#### [Instruction]
Within the records below, find each line that holds the string "Timesteps", then copy it.
[Start Data section]
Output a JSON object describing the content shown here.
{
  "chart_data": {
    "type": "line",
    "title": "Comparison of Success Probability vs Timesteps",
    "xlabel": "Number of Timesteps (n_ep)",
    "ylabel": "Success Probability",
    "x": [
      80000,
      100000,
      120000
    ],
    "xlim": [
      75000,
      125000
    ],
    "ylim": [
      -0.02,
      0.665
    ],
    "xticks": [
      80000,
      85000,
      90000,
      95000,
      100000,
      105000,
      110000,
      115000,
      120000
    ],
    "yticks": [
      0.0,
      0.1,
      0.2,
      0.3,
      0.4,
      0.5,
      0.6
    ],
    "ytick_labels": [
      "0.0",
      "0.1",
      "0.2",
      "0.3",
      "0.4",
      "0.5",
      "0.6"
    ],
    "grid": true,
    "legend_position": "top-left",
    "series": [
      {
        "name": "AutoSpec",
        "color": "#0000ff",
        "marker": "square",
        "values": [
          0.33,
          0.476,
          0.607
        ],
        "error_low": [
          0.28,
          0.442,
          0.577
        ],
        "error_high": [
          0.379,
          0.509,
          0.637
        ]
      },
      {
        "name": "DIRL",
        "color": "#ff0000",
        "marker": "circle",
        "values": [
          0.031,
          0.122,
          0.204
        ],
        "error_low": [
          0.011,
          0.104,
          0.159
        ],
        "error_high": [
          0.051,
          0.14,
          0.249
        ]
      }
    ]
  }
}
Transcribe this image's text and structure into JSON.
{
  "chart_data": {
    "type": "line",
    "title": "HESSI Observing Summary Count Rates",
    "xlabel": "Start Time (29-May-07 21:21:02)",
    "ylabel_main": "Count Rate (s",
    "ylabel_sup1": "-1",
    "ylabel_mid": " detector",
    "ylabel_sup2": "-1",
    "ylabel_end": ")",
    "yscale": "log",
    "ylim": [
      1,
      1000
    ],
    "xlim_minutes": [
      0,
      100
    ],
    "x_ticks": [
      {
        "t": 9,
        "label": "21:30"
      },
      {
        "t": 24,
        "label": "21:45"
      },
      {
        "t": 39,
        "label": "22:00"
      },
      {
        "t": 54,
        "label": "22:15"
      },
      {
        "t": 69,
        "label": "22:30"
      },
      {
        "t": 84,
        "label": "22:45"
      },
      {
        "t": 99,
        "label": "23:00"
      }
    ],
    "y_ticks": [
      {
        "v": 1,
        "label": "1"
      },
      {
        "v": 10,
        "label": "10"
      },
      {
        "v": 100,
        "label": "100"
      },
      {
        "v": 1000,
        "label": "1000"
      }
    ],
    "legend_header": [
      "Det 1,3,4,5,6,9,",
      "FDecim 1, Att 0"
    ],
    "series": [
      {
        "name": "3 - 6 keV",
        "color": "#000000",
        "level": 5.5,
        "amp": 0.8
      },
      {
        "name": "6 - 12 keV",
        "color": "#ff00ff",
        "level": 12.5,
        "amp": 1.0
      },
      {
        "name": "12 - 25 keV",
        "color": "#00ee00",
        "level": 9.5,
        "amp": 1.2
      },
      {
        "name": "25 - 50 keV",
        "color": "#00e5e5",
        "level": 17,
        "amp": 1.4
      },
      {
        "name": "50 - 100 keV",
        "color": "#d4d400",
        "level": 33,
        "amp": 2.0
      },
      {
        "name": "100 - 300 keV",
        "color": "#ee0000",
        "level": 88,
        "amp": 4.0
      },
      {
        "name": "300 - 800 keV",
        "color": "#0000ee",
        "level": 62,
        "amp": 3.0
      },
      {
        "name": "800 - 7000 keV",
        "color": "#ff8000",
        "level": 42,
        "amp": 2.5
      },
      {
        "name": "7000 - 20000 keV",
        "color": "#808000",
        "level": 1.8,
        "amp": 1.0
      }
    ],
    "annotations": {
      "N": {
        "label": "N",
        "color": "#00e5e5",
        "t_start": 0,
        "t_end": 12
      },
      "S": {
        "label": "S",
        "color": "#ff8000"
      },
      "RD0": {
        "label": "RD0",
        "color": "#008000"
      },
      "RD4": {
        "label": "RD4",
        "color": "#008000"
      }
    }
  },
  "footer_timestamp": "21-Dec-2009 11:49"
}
[End Data section]
#### [Solution to the exercise]
    "title": "Comparison of Success Probability vs Timesteps",
    "xlabel": "Number of Timesteps (n_ep)",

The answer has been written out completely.